Data listing
>> BEGIN

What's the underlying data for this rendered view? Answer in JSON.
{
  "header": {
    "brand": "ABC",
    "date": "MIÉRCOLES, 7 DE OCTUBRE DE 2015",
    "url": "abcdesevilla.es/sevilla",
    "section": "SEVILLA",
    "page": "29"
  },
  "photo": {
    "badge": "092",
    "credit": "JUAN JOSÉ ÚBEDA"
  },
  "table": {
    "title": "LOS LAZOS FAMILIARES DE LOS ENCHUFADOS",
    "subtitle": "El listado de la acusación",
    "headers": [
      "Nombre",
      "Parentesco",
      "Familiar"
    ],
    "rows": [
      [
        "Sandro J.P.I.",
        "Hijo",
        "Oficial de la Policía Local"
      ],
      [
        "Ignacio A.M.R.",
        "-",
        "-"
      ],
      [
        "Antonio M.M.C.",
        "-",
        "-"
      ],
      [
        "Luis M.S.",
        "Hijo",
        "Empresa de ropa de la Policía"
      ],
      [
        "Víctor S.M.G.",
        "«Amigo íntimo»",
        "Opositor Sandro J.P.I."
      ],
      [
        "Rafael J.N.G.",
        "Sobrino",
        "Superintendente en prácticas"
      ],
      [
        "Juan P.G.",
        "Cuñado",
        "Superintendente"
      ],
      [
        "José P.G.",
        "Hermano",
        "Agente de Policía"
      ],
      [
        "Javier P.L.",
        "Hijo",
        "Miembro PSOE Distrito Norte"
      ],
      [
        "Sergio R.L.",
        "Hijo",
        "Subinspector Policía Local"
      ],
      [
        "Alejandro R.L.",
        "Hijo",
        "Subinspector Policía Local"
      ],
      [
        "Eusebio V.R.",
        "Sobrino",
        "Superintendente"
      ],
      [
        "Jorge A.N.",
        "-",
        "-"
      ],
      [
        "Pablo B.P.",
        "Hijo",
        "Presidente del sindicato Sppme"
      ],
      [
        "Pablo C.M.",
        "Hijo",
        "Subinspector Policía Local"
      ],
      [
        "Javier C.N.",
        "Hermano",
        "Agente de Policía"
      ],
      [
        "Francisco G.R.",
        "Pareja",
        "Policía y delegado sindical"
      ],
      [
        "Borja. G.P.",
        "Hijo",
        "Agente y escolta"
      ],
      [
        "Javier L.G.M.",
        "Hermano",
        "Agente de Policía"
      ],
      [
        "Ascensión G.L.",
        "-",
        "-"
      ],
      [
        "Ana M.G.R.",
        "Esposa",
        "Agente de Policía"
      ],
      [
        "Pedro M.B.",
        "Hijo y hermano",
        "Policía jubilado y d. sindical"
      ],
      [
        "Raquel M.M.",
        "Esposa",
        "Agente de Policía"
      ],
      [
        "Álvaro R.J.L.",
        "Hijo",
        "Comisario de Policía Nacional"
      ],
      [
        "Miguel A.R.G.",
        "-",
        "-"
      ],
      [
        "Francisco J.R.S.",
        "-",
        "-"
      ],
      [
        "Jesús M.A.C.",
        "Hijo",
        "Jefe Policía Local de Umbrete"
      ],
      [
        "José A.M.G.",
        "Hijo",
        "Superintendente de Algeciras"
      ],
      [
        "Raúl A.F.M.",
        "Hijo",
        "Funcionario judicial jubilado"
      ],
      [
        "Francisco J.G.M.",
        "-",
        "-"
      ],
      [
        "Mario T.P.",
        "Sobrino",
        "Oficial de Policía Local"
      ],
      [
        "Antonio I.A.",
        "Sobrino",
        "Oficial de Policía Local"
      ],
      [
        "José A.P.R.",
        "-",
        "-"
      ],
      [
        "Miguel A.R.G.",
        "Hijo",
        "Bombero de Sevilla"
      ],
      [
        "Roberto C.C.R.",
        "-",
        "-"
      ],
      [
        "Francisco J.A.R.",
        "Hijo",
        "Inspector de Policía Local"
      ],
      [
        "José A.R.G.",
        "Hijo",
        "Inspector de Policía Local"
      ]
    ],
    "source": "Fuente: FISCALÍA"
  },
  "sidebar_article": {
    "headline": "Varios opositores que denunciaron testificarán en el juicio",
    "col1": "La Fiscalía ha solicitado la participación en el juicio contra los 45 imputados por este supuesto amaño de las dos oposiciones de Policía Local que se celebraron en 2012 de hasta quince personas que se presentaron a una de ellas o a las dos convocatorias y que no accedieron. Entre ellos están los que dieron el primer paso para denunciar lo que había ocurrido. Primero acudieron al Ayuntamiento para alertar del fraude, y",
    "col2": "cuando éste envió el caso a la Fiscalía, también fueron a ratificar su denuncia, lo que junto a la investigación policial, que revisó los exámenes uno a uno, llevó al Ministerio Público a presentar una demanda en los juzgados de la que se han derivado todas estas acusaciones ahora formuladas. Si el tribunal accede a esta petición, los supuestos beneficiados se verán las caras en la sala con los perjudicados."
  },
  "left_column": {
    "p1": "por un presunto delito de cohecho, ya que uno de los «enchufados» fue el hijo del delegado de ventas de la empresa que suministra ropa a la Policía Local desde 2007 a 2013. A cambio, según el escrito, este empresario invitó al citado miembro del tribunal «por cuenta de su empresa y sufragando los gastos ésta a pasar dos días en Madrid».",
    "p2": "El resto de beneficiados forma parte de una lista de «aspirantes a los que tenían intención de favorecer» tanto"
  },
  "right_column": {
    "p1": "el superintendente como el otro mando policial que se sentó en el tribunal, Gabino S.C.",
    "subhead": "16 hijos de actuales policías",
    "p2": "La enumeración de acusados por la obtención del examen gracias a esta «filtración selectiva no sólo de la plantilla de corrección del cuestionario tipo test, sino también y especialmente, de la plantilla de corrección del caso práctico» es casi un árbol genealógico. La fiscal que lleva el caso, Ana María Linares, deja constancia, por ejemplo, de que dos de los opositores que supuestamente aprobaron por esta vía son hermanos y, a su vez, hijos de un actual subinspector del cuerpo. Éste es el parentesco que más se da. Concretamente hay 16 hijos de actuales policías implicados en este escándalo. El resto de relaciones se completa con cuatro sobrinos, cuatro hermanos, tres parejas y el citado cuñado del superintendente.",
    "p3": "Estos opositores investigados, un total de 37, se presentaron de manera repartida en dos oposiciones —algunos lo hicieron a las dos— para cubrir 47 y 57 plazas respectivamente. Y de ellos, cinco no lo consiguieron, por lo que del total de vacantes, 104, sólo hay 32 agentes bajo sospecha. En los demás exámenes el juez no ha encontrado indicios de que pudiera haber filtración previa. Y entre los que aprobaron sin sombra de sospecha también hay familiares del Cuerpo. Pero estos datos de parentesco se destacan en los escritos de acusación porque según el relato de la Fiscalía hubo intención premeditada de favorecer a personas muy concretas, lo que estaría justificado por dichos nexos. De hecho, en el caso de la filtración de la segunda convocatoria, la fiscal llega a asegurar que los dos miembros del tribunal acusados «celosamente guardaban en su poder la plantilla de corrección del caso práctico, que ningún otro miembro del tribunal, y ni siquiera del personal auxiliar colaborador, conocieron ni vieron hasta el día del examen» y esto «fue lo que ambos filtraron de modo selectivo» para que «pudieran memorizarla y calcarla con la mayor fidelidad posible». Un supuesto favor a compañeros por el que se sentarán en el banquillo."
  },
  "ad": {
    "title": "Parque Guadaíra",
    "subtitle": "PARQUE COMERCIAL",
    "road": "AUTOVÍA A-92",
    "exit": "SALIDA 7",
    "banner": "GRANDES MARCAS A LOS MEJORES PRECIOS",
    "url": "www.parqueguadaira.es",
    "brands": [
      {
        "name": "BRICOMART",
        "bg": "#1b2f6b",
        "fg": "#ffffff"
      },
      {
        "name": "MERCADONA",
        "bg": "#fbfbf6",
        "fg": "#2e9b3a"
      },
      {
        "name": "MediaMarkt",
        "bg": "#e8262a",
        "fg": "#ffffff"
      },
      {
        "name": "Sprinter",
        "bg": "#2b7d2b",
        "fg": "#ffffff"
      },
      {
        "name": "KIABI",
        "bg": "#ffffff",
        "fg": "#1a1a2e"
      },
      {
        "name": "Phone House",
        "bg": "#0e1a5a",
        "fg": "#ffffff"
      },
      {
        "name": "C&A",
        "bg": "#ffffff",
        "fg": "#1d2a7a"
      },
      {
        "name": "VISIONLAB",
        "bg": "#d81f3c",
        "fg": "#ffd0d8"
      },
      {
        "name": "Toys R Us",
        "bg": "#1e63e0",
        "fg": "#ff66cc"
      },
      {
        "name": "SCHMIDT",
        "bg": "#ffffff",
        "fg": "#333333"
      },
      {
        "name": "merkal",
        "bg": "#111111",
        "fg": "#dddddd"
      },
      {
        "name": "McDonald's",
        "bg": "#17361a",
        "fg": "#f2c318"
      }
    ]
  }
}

>> END

WHAT THE TASK ASKS –
Reply with nothing but a number: how many lines of the entries above contain the string "policías"?

EXERCISE OUTPUT –
2